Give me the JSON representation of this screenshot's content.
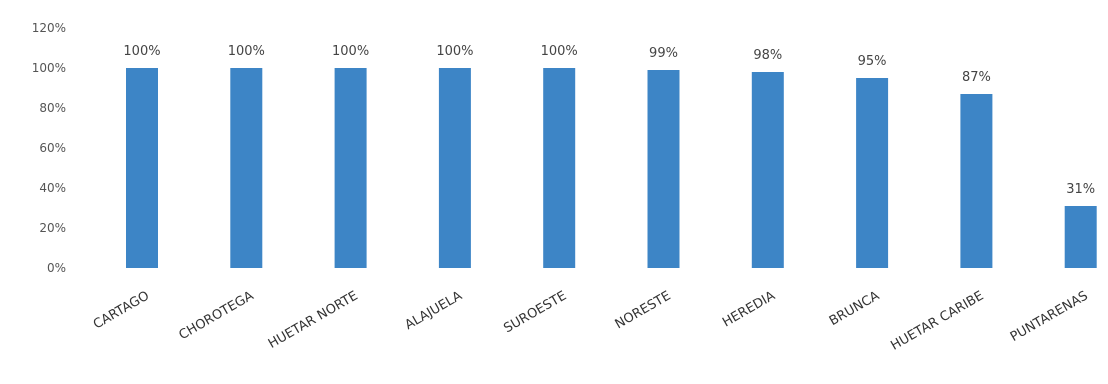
{
  "chart_data": {
    "type": "bar",
    "title": "",
    "xlabel": "",
    "ylabel": "",
    "categories": [
      "CARTAGO",
      "CHOROTEGA",
      "HUETAR NORTE",
      "ALAJUELA",
      "SUROESTE",
      "NORESTE",
      "HEREDIA",
      "BRUNCA",
      "HUETAR CARIBE",
      "PUNTARENAS"
    ],
    "values": [
      100,
      100,
      100,
      100,
      100,
      99,
      98,
      95,
      87,
      31
    ],
    "data_labels": [
      "100%",
      "100%",
      "100%",
      "100%",
      "100%",
      "99%",
      "98%",
      "95%",
      "87%",
      "31%"
    ],
    "ylim": [
      0,
      120
    ],
    "yticks": [
      0,
      20,
      40,
      60,
      80,
      100,
      120
    ],
    "ytick_labels": [
      "0%",
      "20%",
      "40%",
      "60%",
      "80%",
      "100%",
      "120%"
    ],
    "grid": false,
    "legend": "none",
    "bar_color": "#3d85c6"
  }
}
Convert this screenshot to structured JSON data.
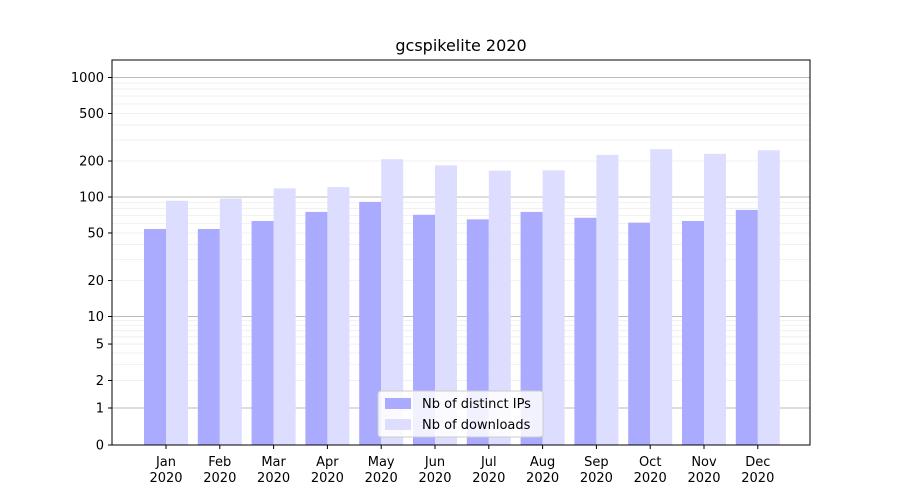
{
  "chart_data": {
    "type": "bar",
    "title": "gcspikelite 2020",
    "xlabel": "",
    "ylabel": "",
    "y_scale": "symlog",
    "y_tick_labels": [
      "0",
      "1",
      "2",
      "5",
      "10",
      "20",
      "50",
      "100",
      "200",
      "500",
      "1000"
    ],
    "ylim": [
      0,
      1200
    ],
    "categories": [
      "Jan\n2020",
      "Feb\n2020",
      "Mar\n2020",
      "Apr\n2020",
      "May\n2020",
      "Jun\n2020",
      "Jul\n2020",
      "Aug\n2020",
      "Sep\n2020",
      "Oct\n2020",
      "Nov\n2020",
      "Dec\n2020"
    ],
    "series": [
      {
        "name": "Nb of distinct IPs",
        "color": "#aaaaff",
        "values": [
          54,
          54,
          63,
          75,
          91,
          71,
          65,
          75,
          67,
          61,
          63,
          78
        ]
      },
      {
        "name": "Nb of downloads",
        "color": "#ddddff",
        "values": [
          93,
          97,
          118,
          121,
          207,
          184,
          166,
          167,
          225,
          251,
          230,
          246
        ]
      }
    ],
    "grid": true,
    "legend_position": "bottom-center"
  }
}
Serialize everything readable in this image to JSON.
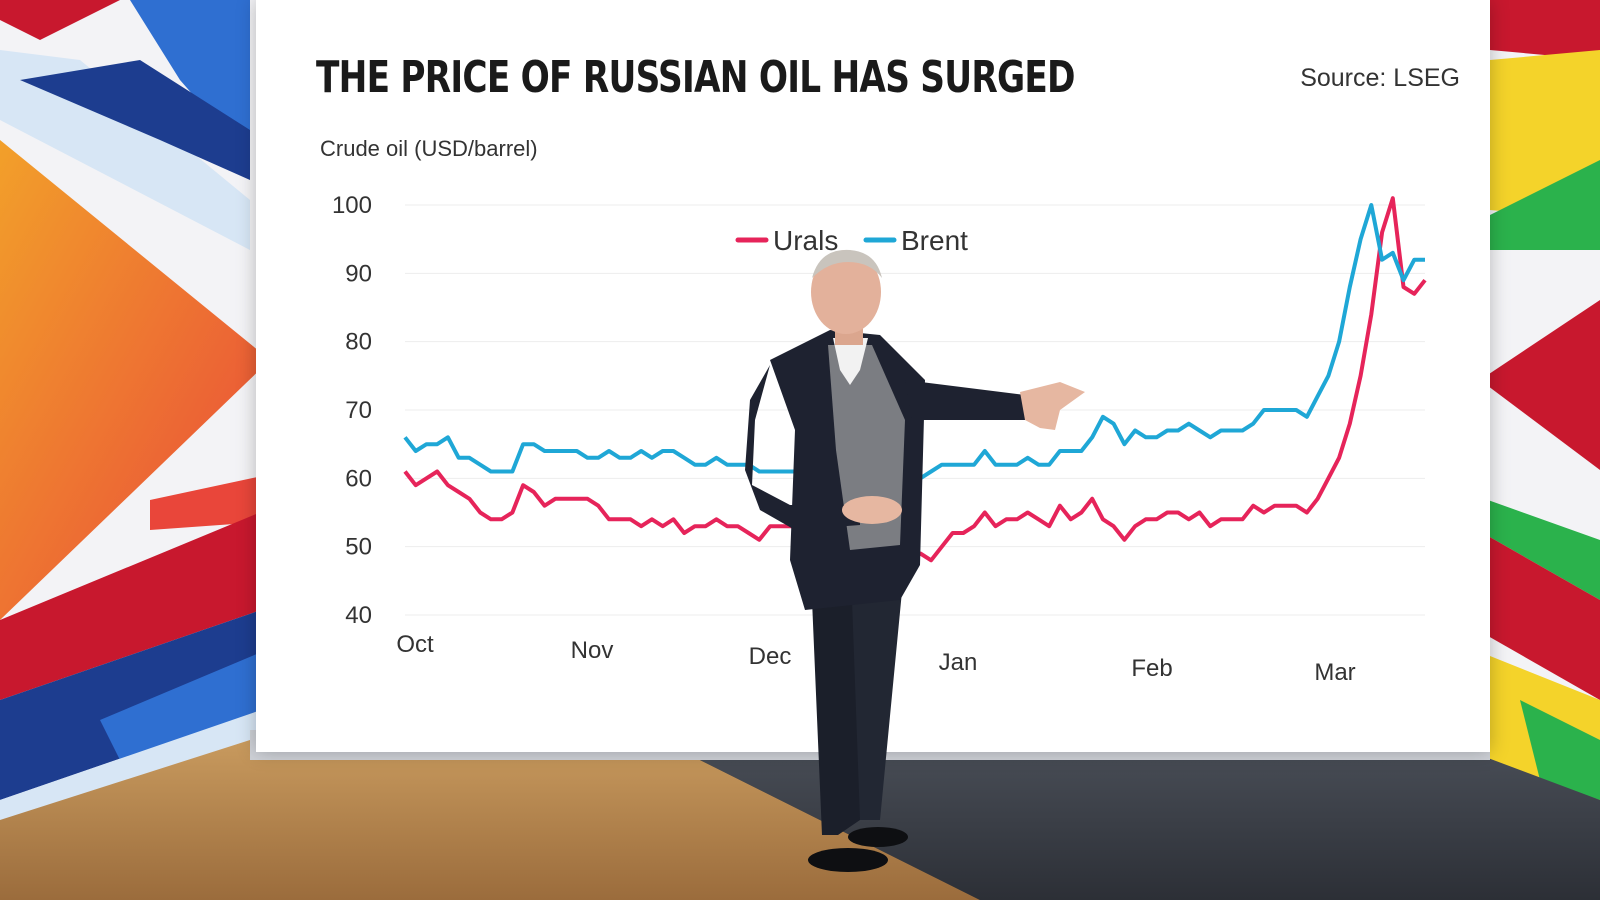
{
  "chart_data": {
    "type": "line",
    "title": "THE PRICE OF RUSSIAN OIL HAS SURGED",
    "source": "Source: LSEG",
    "ylabel": "Crude oil (USD/barrel)",
    "ylim": [
      40,
      100
    ],
    "yticks": [
      "100",
      "90",
      "80",
      "70",
      "60",
      "50",
      "40"
    ],
    "x_tick_labels": [
      "Oct",
      "Nov",
      "Dec",
      "Jan",
      "Feb",
      "Mar"
    ],
    "legend_placement": "top-center",
    "grid": true,
    "series": [
      {
        "name": "Urals",
        "color": "#e6245a",
        "values": [
          61,
          59,
          60,
          61,
          59,
          58,
          57,
          55,
          54,
          54,
          55,
          59,
          58,
          56,
          57,
          57,
          57,
          57,
          56,
          54,
          54,
          54,
          53,
          54,
          53,
          54,
          52,
          53,
          53,
          54,
          53,
          53,
          52,
          51,
          53,
          53,
          53,
          52,
          51,
          51,
          50,
          49,
          49,
          49,
          48,
          48,
          47,
          48,
          49,
          48,
          50,
          52,
          52,
          53,
          55,
          53,
          54,
          54,
          55,
          54,
          53,
          56,
          54,
          55,
          57,
          54,
          53,
          51,
          53,
          54,
          54,
          55,
          55,
          54,
          55,
          53,
          54,
          54,
          54,
          56,
          55,
          56,
          56,
          56,
          55,
          57,
          60,
          63,
          68,
          75,
          84,
          96,
          101,
          88,
          87,
          89
        ]
      },
      {
        "name": "Brent",
        "color": "#1fa7d6",
        "values": [
          66,
          64,
          65,
          65,
          66,
          63,
          63,
          62,
          61,
          61,
          61,
          65,
          65,
          64,
          64,
          64,
          64,
          63,
          63,
          64,
          63,
          63,
          64,
          63,
          64,
          64,
          63,
          62,
          62,
          63,
          62,
          62,
          62,
          61,
          61,
          61,
          61,
          61,
          60,
          61,
          60,
          60,
          60,
          60,
          60,
          60,
          59,
          60,
          60,
          61,
          62,
          62,
          62,
          62,
          64,
          62,
          62,
          62,
          63,
          62,
          62,
          64,
          64,
          64,
          66,
          69,
          68,
          65,
          67,
          66,
          66,
          67,
          67,
          68,
          67,
          66,
          67,
          67,
          67,
          68,
          70,
          70,
          70,
          70,
          69,
          72,
          75,
          80,
          88,
          95,
          100,
          92,
          93,
          89,
          92,
          92
        ]
      }
    ]
  },
  "scene": {
    "studio_floor": "#b98a52",
    "backdrop_colors": [
      "#e9463a",
      "#2f6fd1",
      "#f2a02a",
      "#d7e6f5",
      "#f4d32a",
      "#2bb24c",
      "#c8182e"
    ]
  }
}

────

WRITTEN TASK: Pictures are to be left out; repeat all the remaining data exactly.

WRITTEN RESPONSE:
Give me the JSON representation of this screenshot's content.
{
  "chart_data": {
    "type": "bar",
    "title": "",
    "xlabel": "",
    "ylabel": "",
    "categories": [
      "CARTAGO",
      "CHOROTEGA",
      "HUETAR NORTE",
      "ALAJUELA",
      "SUROESTE",
      "NORESTE",
      "HEREDIA",
      "BRUNCA",
      "HUETAR CARIBE",
      "PUNTARENAS"
    ],
    "values": [
      100,
      100,
      100,
      100,
      100,
      99,
      98,
      95,
      87,
      31
    ],
    "data_labels": [
      "100%",
      "100%",
      "100%",
      "100%",
      "100%",
      "99%",
      "98%",
      "95%",
      "87%",
      "31%"
    ],
    "ylim": [
      0,
      120
    ],
    "yticks": [
      0,
      20,
      40,
      60,
      80,
      100,
      120
    ],
    "ytick_labels": [
      "0%",
      "20%",
      "40%",
      "60%",
      "80%",
      "100%",
      "120%"
    ],
    "grid": false,
    "legend": "none",
    "bar_color": "#3d85c6"
  }
}
Convert this screenshot to structured JSON data.
{
  "chart_data": {
    "type": "bar",
    "title": "gcspikelite 2020",
    "xlabel": "",
    "ylabel": "",
    "y_scale": "symlog",
    "y_tick_labels": [
      "0",
      "1",
      "2",
      "5",
      "10",
      "20",
      "50",
      "100",
      "200",
      "500",
      "1000"
    ],
    "ylim": [
      0,
      1200
    ],
    "categories": [
      "Jan\n2020",
      "Feb\n2020",
      "Mar\n2020",
      "Apr\n2020",
      "May\n2020",
      "Jun\n2020",
      "Jul\n2020",
      "Aug\n2020",
      "Sep\n2020",
      "Oct\n2020",
      "Nov\n2020",
      "Dec\n2020"
    ],
    "series": [
      {
        "name": "Nb of distinct IPs",
        "color": "#aaaaff",
        "values": [
          54,
          54,
          63,
          75,
          91,
          71,
          65,
          75,
          67,
          61,
          63,
          78
        ]
      },
      {
        "name": "Nb of downloads",
        "color": "#ddddff",
        "values": [
          93,
          97,
          118,
          121,
          207,
          184,
          166,
          167,
          225,
          251,
          230,
          246
        ]
      }
    ],
    "grid": true,
    "legend_position": "bottom-center"
  }
}
Serialize everything readable in this image to JSON.
{
  "chart_data": {
    "type": "line",
    "title": "THE PRICE OF RUSSIAN OIL HAS SURGED",
    "source": "Source: LSEG",
    "ylabel": "Crude oil (USD/barrel)",
    "ylim": [
      40,
      100
    ],
    "yticks": [
      "100",
      "90",
      "80",
      "70",
      "60",
      "50",
      "40"
    ],
    "x_tick_labels": [
      "Oct",
      "Nov",
      "Dec",
      "Jan",
      "Feb",
      "Mar"
    ],
    "legend_placement": "top-center",
    "grid": true,
    "series": [
      {
        "name": "Urals",
        "color": "#e6245a",
        "values": [
          61,
          59,
          60,
          61,
          59,
          58,
          57,
          55,
          54,
          54,
          55,
          59,
          58,
          56,
          57,
          57,
          57,
          57,
          56,
          54,
          54,
          54,
          53,
          54,
          53,
          54,
          52,
          53,
          53,
          54,
          53,
          53,
          52,
          51,
          53,
          53,
          53,
          52,
          51,
          51,
          50,
          49,
          49,
          49,
          48,
          48,
          47,
          48,
          49,
          48,
          50,
          52,
          52,
          53,
          55,
          53,
          54,
          54,
          55,
          54,
          53,
          56,
          54,
          55,
          57,
          54,
          53,
          51,
          53,
          54,
          54,
          55,
          55,
          54,
          55,
          53,
          54,
          54,
          54,
          56,
          55,
          56,
          56,
          56,
          55,
          57,
          60,
          63,
          68,
          75,
          84,
          96,
          101,
          88,
          87,
          89
        ]
      },
      {
        "name": "Brent",
        "color": "#1fa7d6",
        "values": [
          66,
          64,
          65,
          65,
          66,
          63,
          63,
          62,
          61,
          61,
          61,
          65,
          65,
          64,
          64,
          64,
          64,
          63,
          63,
          64,
          63,
          63,
          64,
          63,
          64,
          64,
          63,
          62,
          62,
          63,
          62,
          62,
          62,
          61,
          61,
          61,
          61,
          61,
          60,
          61,
          60,
          60,
          60,
          60,
          60,
          60,
          59,
          60,
          60,
          61,
          62,
          62,
          62,
          62,
          64,
          62,
          62,
          62,
          63,
          62,
          62,
          64,
          64,
          64,
          66,
          69,
          68,
          65,
          67,
          66,
          66,
          67,
          67,
          68,
          67,
          66,
          67,
          67,
          67,
          68,
          70,
          70,
          70,
          70,
          69,
          72,
          75,
          80,
          88,
          95,
          100,
          92,
          93,
          89,
          92,
          92
        ]
      }
    ]
  },
  "scene": {
    "studio_floor": "#b98a52",
    "backdrop_colors": [
      "#e9463a",
      "#2f6fd1",
      "#f2a02a",
      "#d7e6f5",
      "#f4d32a",
      "#2bb24c",
      "#c8182e"
    ]
  }
}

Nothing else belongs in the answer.